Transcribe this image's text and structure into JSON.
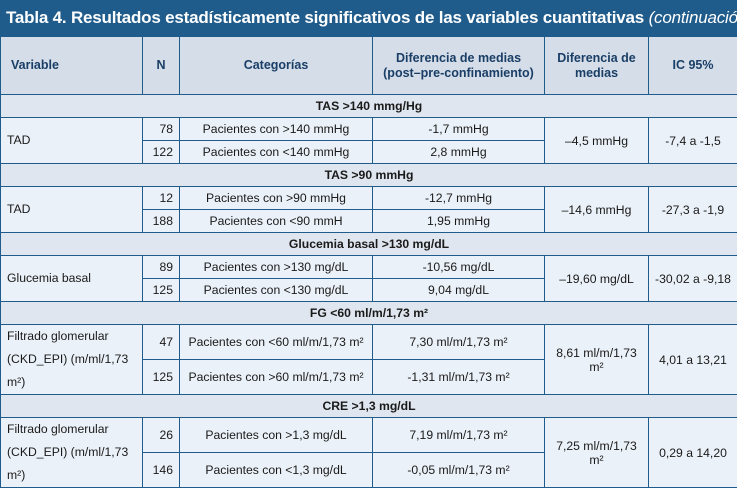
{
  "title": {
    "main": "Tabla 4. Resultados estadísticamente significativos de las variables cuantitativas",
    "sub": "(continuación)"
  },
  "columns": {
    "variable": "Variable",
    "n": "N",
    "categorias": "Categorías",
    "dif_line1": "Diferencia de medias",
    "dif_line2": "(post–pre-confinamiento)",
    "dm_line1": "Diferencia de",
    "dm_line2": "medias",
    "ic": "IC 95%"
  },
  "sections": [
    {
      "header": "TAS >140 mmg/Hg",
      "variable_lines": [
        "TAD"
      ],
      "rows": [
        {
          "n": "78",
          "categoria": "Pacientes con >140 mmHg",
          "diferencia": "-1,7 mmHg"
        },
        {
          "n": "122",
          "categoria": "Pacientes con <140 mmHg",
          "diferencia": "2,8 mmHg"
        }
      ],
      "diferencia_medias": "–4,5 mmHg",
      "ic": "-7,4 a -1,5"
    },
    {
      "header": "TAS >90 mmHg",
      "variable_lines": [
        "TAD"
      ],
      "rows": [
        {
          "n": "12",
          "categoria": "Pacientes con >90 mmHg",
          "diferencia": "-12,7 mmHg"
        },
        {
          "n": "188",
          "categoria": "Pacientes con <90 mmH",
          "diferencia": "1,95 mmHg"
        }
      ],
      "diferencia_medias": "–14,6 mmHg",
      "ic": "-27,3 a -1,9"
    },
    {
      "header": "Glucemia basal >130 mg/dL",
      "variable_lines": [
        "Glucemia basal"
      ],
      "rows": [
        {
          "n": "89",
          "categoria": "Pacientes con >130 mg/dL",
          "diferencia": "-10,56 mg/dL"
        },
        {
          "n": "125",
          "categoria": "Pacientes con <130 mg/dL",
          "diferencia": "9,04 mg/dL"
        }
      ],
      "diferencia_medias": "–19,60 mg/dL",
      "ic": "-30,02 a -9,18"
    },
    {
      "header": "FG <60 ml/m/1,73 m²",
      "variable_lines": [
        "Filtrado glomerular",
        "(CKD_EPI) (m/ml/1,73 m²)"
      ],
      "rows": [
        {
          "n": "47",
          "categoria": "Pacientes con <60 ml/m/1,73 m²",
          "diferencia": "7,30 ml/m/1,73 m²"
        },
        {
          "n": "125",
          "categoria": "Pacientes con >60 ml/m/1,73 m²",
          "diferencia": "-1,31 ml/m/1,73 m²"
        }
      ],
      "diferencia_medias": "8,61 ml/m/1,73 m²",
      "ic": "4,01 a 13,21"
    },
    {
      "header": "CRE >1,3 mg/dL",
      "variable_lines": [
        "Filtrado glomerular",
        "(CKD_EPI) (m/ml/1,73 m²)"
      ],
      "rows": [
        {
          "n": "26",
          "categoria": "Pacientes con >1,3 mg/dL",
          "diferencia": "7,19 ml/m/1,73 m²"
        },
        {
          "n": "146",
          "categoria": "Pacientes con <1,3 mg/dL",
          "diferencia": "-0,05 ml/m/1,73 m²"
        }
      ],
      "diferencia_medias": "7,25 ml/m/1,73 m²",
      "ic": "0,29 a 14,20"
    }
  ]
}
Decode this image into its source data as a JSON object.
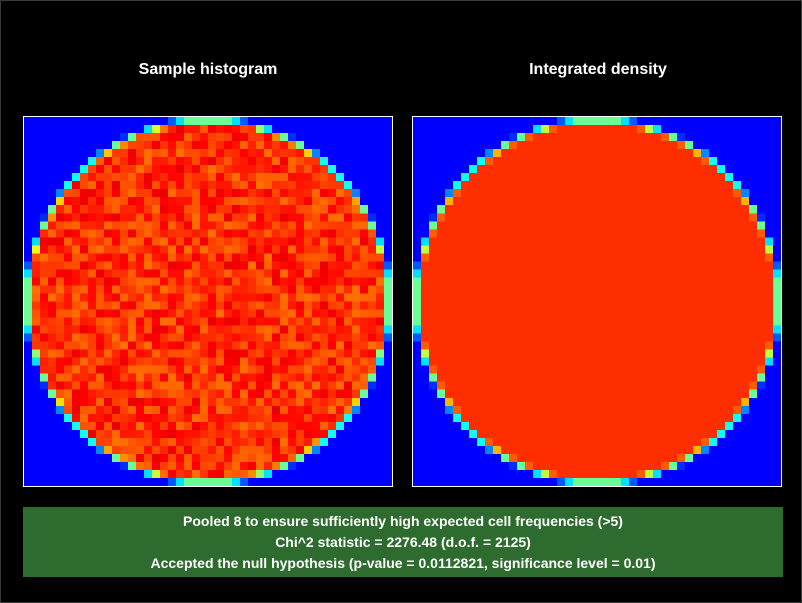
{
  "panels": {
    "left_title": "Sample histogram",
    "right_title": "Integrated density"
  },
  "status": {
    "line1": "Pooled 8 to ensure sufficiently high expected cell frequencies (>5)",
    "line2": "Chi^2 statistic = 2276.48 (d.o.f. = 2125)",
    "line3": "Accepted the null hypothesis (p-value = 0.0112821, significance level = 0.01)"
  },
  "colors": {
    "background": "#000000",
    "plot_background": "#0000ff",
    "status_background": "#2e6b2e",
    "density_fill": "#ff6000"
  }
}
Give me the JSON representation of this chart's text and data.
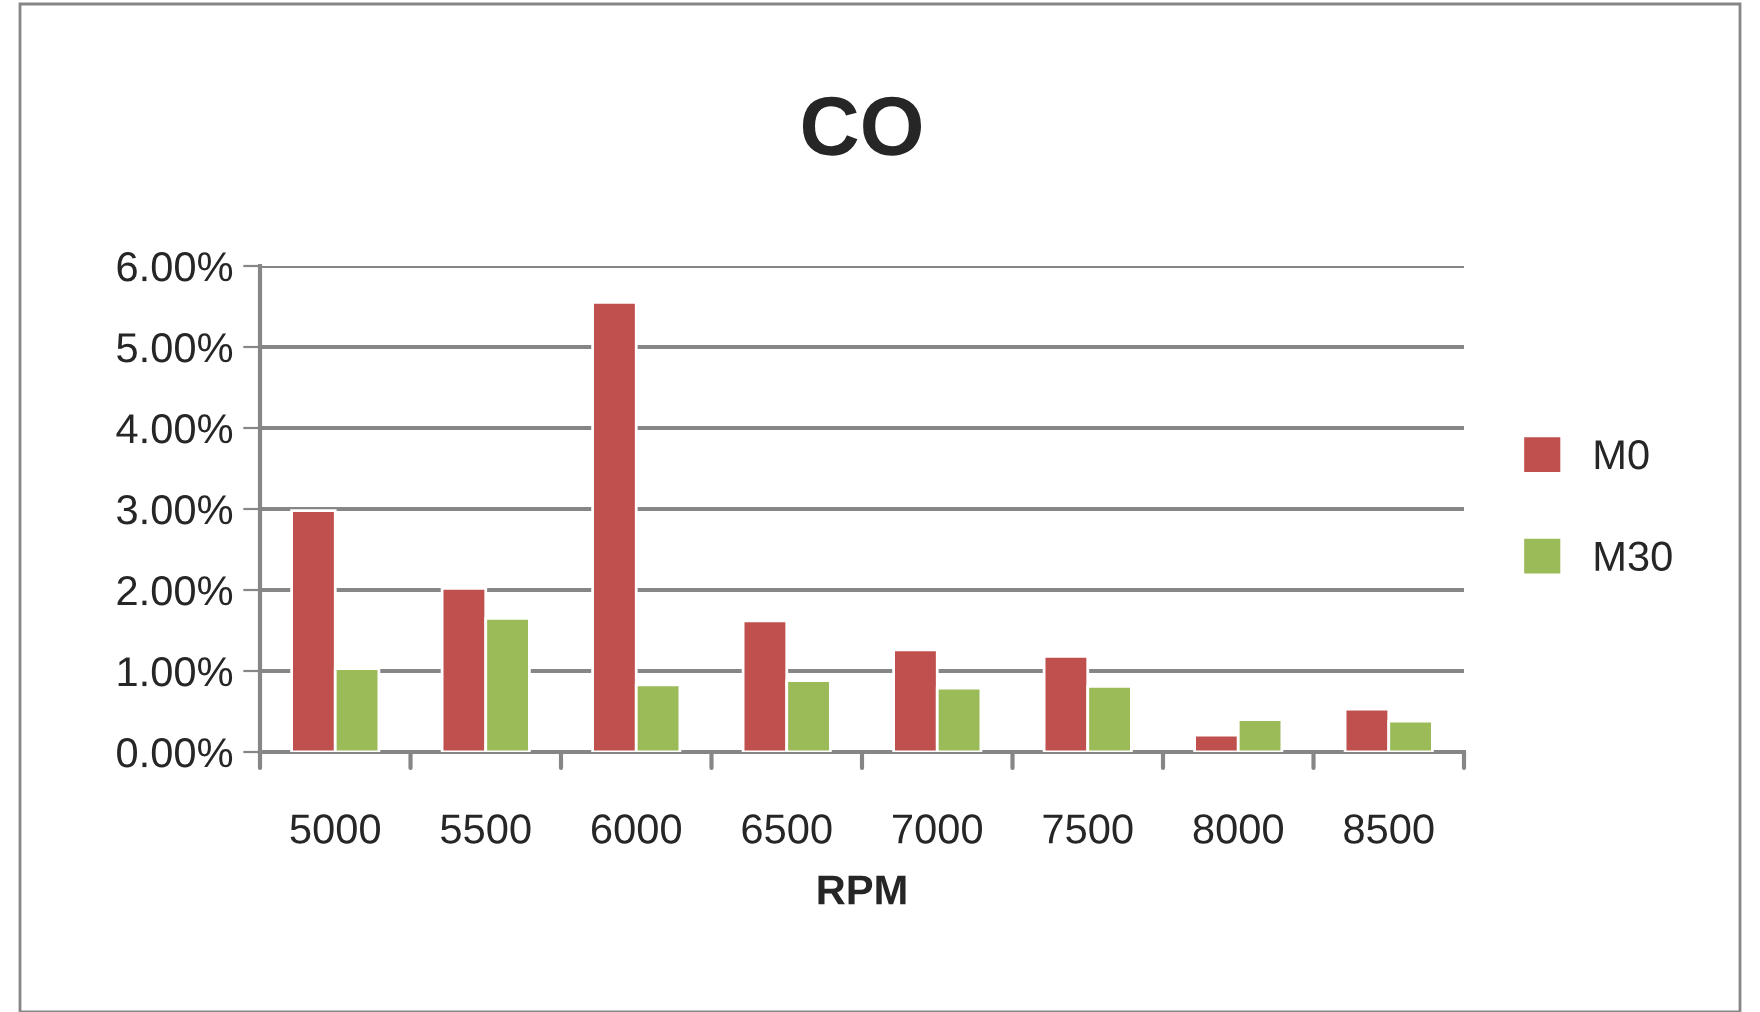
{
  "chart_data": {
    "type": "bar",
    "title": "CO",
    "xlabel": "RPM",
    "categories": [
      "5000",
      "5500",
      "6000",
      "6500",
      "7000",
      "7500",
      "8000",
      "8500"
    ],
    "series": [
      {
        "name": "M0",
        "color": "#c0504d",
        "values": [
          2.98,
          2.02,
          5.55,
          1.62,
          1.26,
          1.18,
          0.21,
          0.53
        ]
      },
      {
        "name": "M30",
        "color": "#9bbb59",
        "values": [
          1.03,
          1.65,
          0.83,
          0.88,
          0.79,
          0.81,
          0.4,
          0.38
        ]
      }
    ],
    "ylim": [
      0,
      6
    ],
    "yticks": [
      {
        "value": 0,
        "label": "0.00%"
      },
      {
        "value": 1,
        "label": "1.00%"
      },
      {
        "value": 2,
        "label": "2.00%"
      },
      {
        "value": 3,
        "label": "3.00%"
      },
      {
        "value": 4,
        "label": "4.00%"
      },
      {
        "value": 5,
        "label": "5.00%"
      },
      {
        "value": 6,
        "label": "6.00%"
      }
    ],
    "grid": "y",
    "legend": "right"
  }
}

========================================

Work to complete:
Copy out each line in the listing that has the word "basal".

Completed exercise:
      "header": "Glucemia basal >130 mg/dL",
        "Glucemia basal"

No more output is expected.